**PROBLEMS TO WORK ON**:
**1)** In the asparagus soup recipe, how long does the soup take to come together?
**2)** Please extend the asparagus soup recipe, picking up after its final line.

**TEXT BLOCK**:
________________________________________

Cream of Asparagus Soup

If you’ve never made cream of asparagus soup from scratch, you’re in for a treat. This one’s light, velvety, and surprisingly rich for something made with just a handful of ingredients—no cream needed. It’s the kind of soup I reach for when the weather’s a little gray, or when I need something green and soothing in my bowl without feeling heavy.

Cream of Asparagus Soup

Why I Love This So Much

I’ll be honest—this soup reminds me of early spring evenings, when asparagus first hits the markets and I get excited like a kid in a candy shop. It’s such a humble veggie, but when simmered with onion and broth, then blended into a silky puree with just a spoonful of sour cream, it becomes pure comfort.

I usually make this when I’ve got a big bunch of asparagus in the fridge that needs using. It comes together so quickly—under 25 minutes—and it’s one of those soups that tastes like it took way more effort than it actually did. It’s also great when I want something warm and nourishing that doesn’t feel like a heavy meal.

Ingredients You’ll Need

This soup keeps things super simple. Here’s what goes into it, plus why it works so well:

  • Fresh Asparagus: Try to get the thinner spears if you can—they’re usually more tender and blend smoother. I snap off the woody ends and use everything else.

________________________________________

**SUPPLIED MATERIAL**:
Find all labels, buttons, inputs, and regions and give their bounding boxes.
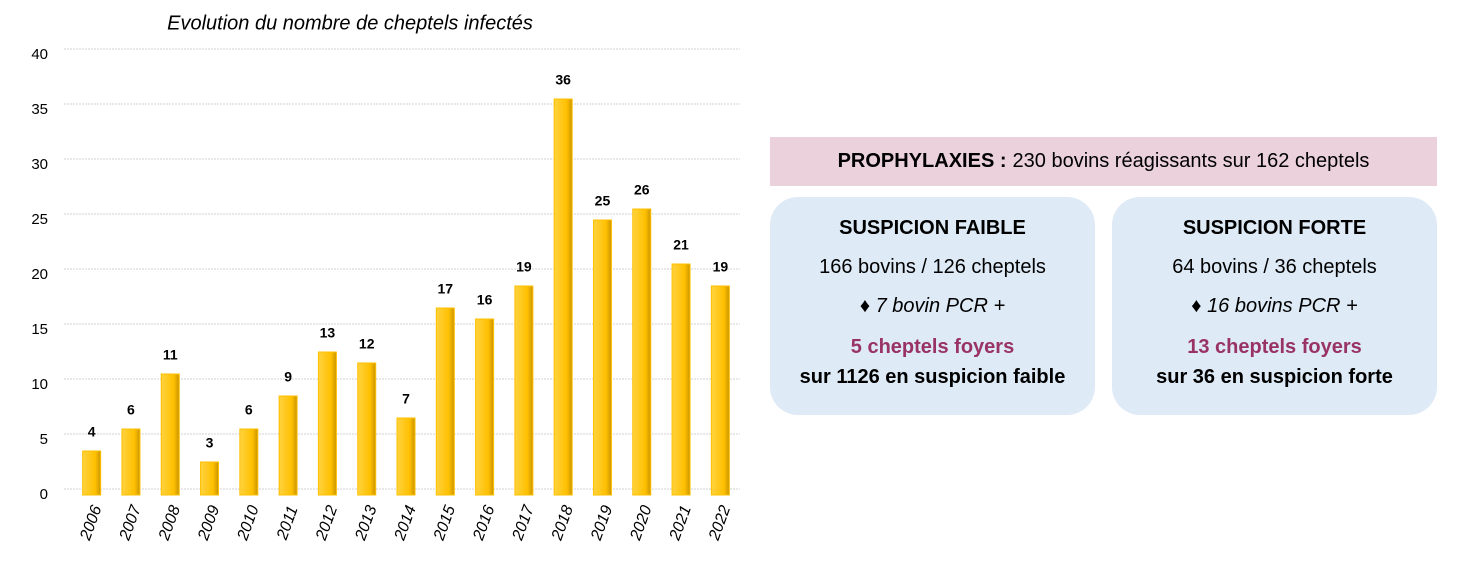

________________________________________

**EXERCISE ANSWERS**:
**1)** Under 25 minutes.

**2)**
  • Unsalted Butter or Olive Oil: I go for butter when I want a little extra richness, olive oil when I want it dairy-free.
  • Onion: Just a small one, sautéed until soft—it adds gentle flavor without overpowering the asparagus.
  • Chicken Broth: You can absolutely use veggie broth if you want to keep it vegetarian. I prefer homemade or low-sodium.
  • Sour Cream or Greek Yogurt: A little goes a long way. You can skip it if you’re dairy-free, but I love the slight tang and creaminess it adds.
  • Salt and Pepper: Start small—you can always add more at the end after tasting.
Cream of Asparagus Soup

Step-by-Step: How I Make It

  1. Sauté the Onion: Start by melting the butter or warming the oil in a large pot. Toss in the onion and cook gently for a couple of minutes until it softens but doesn’t brown.
  2. Add the Asparagus & Broth: Chop the asparagus in half (or thirds if they’re long) and add it to the pot along with the broth and a bit of pepper. Bring to a boil, then reduce the heat, cover, and simmer for about 20 minutes. The asparagus should be tender enough to mash with a fork.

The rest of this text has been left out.